- _INSTRUCTIONS FOR THE TASK_:
Say how many lines include the word "obmiaru". Reply with nothing but the number.

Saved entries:
....
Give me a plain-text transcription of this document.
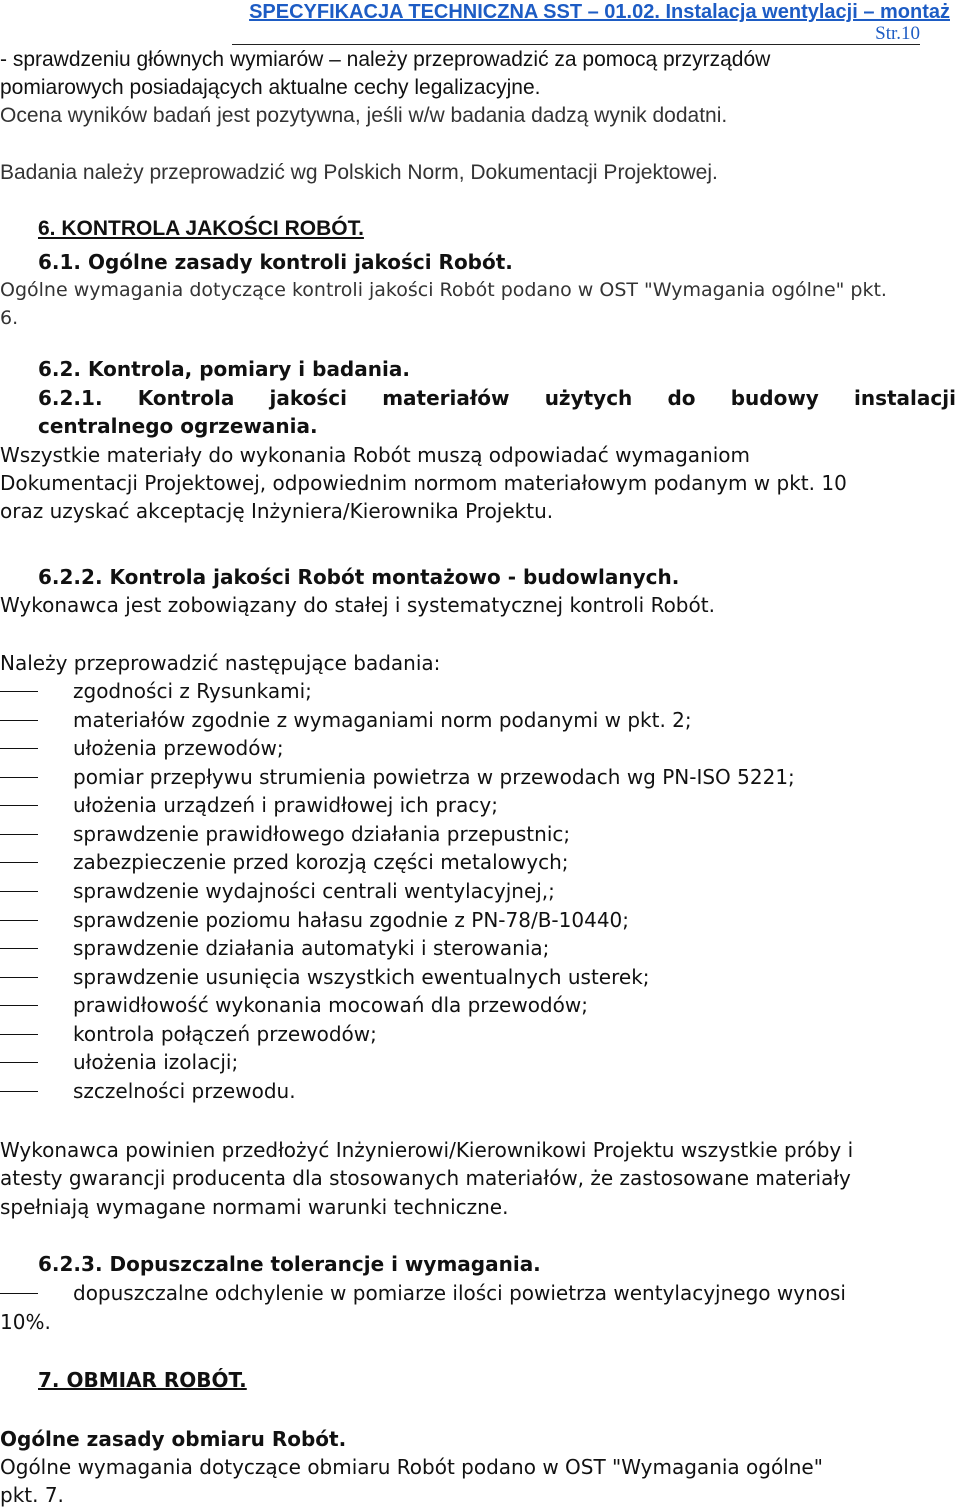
SPECYFIKACJA TECHNICZNA SST – 01.02. Instalacja wentylacji – montaż
Str.10
- sprawdzeniu głównych wymiarów – należy przeprowadzić za pomocą przyrządów
pomiarowych posiadających aktualne cechy legalizacyjne.
Ocena wyników badań jest pozytywna, jeśli w/w badania dadzą wynik dodatni.
Badania należy przeprowadzić wg Polskich Norm, Dokumentacji Projektowej.
6. KONTROLA JAKOŚCI ROBÓT.
6.1. Ogólne zasady kontroli jakości Robót.
Ogólne wymagania dotyczące kontroli jakości Robót podano w OST "Wymagania ogólne" pkt.
6.
6.2. Kontrola, pomiary i badania.
6.2.1. Kontrola jakości materiałów użytych do budowy instalacji
centralnego ogrzewania.
Wszystkie materiały do wykonania Robót muszą odpowiadać wymaganiom
Dokumentacji Projektowej, odpowiednim normom materiałowym podanym w pkt. 10
oraz uzyskać akceptację Inżyniera/Kierownika Projektu.
6.2.2. Kontrola jakości Robót montażowo - budowlanych.
Wykonawca jest zobowiązany do stałej i systematycznej kontroli Robót.
Należy przeprowadzić następujące badania:
zgodności z Rysunkami;
materiałów zgodnie z wymaganiami norm podanymi w pkt. 2;
ułożenia przewodów;
pomiar przepływu strumienia powietrza w przewodach wg PN-ISO 5221;
ułożenia urządzeń i prawidłowej ich pracy;
sprawdzenie prawidłowego działania przepustnic;
zabezpieczenie przed korozją części metalowych;
sprawdzenie wydajności centrali wentylacyjnej,;
sprawdzenie poziomu hałasu zgodnie z PN-78/B-10440;
sprawdzenie działania automatyki i sterowania;
sprawdzenie usunięcia wszystkich ewentualnych usterek;
prawidłowość wykonania mocowań dla przewodów;
kontrola połączeń przewodów;
ułożenia izolacji;
szczelności przewodu.
Wykonawca powinien przedłożyć Inżynierowi/Kierownikowi Projektu wszystkie próby i
atesty gwarancji producenta dla stosowanych materiałów, że zastosowane materiały
spełniają wymagane normami warunki techniczne.
6.2.3. Dopuszczalne tolerancje i wymagania.
dopuszczalne odchylenie w pomiarze ilości powietrza wentylacyjnego wynosi
10%.
7. OBMIAR ROBÓT.
Ogólne zasady obmiaru Robót.
Ogólne wymagania dotyczące obmiaru Robót podano w OST "Wymagania ogólne"
pkt. 7.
....
- _SOLUTION TO THIS PROBLEM_:
2